>> begin MATERIAL TO PROCESS

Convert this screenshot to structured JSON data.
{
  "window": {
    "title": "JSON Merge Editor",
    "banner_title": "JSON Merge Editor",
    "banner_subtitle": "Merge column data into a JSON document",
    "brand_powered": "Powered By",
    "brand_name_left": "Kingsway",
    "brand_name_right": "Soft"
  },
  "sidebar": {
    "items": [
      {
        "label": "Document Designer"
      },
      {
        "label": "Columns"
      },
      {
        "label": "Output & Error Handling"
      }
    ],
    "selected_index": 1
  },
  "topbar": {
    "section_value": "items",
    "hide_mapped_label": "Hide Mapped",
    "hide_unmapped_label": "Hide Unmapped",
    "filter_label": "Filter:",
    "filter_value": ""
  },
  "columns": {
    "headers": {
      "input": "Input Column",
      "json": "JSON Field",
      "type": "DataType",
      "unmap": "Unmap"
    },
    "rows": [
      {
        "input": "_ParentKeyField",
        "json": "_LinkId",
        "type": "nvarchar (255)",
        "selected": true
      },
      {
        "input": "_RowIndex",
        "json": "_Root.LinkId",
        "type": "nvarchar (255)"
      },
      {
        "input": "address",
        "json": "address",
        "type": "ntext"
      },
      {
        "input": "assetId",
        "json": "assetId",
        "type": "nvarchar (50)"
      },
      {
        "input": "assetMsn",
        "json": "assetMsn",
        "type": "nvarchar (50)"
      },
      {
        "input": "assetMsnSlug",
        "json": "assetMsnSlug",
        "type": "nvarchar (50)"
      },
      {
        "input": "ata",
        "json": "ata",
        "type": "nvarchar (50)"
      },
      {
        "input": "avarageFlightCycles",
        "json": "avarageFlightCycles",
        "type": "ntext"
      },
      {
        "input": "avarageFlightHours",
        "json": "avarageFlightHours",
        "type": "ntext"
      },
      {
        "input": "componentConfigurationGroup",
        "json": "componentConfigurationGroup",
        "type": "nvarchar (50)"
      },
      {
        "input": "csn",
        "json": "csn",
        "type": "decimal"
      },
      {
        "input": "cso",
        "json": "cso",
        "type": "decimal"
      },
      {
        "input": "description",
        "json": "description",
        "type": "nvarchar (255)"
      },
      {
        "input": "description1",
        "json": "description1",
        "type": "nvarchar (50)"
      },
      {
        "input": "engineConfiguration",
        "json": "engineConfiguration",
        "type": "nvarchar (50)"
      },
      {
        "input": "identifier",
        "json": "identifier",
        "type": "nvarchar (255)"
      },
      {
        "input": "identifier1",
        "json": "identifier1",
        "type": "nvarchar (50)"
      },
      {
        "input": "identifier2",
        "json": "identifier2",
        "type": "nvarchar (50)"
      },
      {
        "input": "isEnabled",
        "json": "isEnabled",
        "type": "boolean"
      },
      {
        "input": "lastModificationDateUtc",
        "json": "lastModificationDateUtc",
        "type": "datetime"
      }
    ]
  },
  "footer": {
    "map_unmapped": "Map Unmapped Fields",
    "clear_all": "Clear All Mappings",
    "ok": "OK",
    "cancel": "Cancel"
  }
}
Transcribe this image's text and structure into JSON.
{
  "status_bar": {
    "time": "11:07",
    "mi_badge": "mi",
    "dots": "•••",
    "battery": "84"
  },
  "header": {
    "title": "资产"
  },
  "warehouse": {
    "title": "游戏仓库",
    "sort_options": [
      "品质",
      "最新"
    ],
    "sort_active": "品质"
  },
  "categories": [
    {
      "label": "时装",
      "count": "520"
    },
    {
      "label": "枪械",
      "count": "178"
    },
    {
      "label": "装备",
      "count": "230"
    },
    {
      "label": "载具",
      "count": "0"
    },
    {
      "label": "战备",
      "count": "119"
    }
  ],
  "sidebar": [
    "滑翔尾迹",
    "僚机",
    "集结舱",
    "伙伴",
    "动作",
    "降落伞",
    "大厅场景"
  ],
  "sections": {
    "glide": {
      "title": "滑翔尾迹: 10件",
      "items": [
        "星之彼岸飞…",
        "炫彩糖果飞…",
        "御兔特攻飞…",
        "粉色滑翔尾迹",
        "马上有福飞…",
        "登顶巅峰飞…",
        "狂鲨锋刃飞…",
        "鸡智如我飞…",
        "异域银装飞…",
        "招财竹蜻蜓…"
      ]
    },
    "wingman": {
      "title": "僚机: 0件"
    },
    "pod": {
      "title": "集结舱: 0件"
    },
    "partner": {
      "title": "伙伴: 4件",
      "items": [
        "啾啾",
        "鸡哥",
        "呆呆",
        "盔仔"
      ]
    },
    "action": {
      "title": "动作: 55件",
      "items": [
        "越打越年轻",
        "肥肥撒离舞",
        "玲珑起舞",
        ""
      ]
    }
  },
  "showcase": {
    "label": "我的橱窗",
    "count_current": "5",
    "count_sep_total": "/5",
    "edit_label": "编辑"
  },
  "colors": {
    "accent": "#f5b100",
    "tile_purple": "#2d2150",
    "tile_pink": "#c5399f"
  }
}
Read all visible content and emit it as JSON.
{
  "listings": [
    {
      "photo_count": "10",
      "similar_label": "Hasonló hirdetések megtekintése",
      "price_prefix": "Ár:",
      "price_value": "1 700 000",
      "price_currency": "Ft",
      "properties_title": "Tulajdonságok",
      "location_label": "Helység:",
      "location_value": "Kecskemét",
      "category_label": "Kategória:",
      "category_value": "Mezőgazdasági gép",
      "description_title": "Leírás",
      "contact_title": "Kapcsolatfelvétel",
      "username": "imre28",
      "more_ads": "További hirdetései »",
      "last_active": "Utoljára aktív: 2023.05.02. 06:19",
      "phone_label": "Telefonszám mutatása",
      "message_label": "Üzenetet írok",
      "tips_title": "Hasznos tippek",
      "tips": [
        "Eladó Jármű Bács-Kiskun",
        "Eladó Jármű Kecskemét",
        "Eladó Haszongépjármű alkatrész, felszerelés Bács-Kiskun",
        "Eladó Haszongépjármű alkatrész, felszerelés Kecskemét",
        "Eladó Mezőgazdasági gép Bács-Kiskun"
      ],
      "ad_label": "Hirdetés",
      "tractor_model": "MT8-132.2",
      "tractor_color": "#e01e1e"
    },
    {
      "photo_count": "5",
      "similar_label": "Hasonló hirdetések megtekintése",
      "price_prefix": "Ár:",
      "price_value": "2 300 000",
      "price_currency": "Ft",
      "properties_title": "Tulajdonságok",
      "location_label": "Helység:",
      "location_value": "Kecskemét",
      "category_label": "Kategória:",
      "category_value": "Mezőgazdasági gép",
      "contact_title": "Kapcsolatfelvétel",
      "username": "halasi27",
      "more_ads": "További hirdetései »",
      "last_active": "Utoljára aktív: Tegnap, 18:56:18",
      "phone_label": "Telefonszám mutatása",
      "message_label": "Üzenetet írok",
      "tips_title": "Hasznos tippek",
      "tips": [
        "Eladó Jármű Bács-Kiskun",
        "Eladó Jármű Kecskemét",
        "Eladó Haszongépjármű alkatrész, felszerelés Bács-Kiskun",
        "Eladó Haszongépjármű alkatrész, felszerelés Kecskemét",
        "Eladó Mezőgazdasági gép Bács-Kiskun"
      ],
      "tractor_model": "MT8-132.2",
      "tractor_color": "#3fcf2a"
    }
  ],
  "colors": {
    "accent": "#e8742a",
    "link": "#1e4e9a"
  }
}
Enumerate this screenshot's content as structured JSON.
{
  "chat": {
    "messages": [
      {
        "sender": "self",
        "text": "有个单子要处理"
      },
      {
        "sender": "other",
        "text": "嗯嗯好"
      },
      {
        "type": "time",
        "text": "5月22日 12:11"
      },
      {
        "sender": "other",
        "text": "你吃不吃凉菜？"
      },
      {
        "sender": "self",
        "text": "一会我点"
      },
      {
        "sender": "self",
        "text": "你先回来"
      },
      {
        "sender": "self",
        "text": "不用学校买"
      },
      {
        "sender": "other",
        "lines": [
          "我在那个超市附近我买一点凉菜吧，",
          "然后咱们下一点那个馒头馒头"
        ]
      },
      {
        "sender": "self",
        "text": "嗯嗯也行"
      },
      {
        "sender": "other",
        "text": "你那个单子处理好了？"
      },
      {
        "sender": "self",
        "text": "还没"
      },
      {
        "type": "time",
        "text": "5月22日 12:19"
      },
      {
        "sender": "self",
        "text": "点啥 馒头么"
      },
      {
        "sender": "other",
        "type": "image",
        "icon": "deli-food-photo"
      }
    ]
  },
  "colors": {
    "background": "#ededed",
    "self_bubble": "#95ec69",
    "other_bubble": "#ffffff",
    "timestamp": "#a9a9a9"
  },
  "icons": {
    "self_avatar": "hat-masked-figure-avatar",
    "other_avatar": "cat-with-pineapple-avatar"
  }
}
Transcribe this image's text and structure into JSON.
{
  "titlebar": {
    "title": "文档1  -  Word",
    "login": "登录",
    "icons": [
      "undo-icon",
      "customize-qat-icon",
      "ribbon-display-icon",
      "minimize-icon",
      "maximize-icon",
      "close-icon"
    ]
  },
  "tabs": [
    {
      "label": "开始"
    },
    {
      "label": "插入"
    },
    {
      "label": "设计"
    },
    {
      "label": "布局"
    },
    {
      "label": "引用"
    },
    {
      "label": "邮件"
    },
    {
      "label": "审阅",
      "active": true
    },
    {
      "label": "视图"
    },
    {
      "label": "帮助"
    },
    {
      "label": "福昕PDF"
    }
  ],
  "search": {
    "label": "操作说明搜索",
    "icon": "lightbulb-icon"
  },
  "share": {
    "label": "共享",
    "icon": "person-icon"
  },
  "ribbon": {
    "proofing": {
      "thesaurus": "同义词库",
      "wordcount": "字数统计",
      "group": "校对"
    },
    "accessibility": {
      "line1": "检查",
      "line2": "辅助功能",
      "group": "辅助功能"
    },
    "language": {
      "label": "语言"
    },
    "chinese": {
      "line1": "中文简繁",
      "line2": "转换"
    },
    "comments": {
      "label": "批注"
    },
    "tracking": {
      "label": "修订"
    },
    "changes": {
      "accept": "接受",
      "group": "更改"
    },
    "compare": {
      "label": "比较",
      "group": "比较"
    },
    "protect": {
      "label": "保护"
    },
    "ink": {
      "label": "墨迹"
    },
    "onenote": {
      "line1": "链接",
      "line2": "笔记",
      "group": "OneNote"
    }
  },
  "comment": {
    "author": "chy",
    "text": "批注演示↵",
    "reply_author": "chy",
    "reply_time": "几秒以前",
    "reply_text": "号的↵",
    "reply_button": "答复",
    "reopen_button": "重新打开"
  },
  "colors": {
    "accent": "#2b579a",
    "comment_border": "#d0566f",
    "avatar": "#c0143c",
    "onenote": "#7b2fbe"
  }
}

>> end MATERIAL TO PROCESS

• _OBJECTIVE_
Pull out every line holding "avarageFlightCycles" from the records above, and copy it.

• _RESULT OF THIS TASK_
        "input": "avarageFlightCycles",
        "json": "avarageFlightCycles",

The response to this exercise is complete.